Pull every line containing "page" from the entries.

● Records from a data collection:
»»
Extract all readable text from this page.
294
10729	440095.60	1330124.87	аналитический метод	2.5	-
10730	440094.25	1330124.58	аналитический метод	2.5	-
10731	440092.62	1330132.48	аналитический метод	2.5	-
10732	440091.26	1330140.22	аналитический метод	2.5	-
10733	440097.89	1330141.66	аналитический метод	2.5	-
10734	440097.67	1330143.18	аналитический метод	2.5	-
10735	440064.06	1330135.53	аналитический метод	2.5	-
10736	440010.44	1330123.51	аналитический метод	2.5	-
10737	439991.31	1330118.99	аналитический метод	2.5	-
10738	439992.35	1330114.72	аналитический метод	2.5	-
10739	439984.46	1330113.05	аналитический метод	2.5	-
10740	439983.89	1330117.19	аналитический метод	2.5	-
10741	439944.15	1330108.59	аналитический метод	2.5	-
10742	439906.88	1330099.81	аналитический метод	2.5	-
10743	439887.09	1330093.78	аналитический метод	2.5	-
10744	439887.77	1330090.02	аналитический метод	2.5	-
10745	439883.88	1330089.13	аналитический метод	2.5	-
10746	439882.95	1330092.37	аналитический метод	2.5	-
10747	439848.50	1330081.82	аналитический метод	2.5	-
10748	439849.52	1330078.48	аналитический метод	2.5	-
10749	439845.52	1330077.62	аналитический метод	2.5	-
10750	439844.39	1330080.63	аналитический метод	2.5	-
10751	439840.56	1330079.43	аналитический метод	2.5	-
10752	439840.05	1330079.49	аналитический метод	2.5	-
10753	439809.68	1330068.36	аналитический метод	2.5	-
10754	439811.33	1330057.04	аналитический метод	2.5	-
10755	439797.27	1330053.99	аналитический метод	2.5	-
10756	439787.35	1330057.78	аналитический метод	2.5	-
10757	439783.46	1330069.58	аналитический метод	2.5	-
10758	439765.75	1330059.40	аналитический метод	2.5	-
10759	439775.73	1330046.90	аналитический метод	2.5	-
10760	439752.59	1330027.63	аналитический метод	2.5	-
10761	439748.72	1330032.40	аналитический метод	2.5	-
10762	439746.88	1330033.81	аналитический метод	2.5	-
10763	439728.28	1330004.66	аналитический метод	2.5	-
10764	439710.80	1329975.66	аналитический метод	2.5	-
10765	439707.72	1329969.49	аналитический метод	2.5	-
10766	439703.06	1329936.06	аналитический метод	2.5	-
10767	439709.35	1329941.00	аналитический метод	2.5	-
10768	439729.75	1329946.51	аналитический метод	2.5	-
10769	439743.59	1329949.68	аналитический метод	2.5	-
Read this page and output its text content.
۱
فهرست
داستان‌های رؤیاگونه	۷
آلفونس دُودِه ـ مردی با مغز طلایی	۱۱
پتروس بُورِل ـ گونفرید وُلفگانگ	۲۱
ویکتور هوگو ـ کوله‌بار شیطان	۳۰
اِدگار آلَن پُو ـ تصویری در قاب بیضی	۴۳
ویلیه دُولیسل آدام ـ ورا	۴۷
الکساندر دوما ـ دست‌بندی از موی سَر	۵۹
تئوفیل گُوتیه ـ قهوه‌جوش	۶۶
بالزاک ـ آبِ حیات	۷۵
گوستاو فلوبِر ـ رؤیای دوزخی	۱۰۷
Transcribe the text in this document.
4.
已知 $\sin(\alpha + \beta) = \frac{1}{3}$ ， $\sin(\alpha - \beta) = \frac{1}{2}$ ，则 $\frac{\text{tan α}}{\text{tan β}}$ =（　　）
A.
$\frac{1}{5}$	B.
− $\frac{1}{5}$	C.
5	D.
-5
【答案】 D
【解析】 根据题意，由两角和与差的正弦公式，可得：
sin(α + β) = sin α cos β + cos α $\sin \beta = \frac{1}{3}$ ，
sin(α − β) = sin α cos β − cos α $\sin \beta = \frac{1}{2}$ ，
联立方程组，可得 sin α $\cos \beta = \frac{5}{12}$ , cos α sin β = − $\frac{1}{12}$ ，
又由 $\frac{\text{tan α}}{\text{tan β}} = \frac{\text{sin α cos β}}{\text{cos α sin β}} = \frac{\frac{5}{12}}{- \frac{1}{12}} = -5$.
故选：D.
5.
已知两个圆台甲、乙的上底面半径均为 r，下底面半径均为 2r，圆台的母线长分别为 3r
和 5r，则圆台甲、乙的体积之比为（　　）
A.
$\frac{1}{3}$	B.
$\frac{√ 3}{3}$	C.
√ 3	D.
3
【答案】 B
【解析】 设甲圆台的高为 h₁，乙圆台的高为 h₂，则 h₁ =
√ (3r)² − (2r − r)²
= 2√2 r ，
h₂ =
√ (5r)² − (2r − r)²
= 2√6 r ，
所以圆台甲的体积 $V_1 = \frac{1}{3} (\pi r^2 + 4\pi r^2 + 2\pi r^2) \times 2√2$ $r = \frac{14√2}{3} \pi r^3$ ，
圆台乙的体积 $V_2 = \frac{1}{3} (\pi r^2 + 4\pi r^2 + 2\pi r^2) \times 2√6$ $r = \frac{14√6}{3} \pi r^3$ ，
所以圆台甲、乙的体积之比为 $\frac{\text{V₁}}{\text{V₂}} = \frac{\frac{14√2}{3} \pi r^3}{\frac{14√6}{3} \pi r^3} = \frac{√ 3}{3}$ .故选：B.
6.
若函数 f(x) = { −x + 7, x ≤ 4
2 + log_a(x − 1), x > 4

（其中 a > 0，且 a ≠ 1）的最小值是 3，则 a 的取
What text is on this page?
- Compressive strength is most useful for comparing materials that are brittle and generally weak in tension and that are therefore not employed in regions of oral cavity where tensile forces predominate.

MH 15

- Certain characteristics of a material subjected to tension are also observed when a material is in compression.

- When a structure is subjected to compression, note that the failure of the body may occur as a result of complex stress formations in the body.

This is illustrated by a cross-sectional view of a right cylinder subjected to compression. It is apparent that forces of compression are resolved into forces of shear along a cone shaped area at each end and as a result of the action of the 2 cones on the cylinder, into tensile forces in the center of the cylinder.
««
● Solution below:
Extract all readable text from this page.
Read this page and output its text content.
What text is on this page?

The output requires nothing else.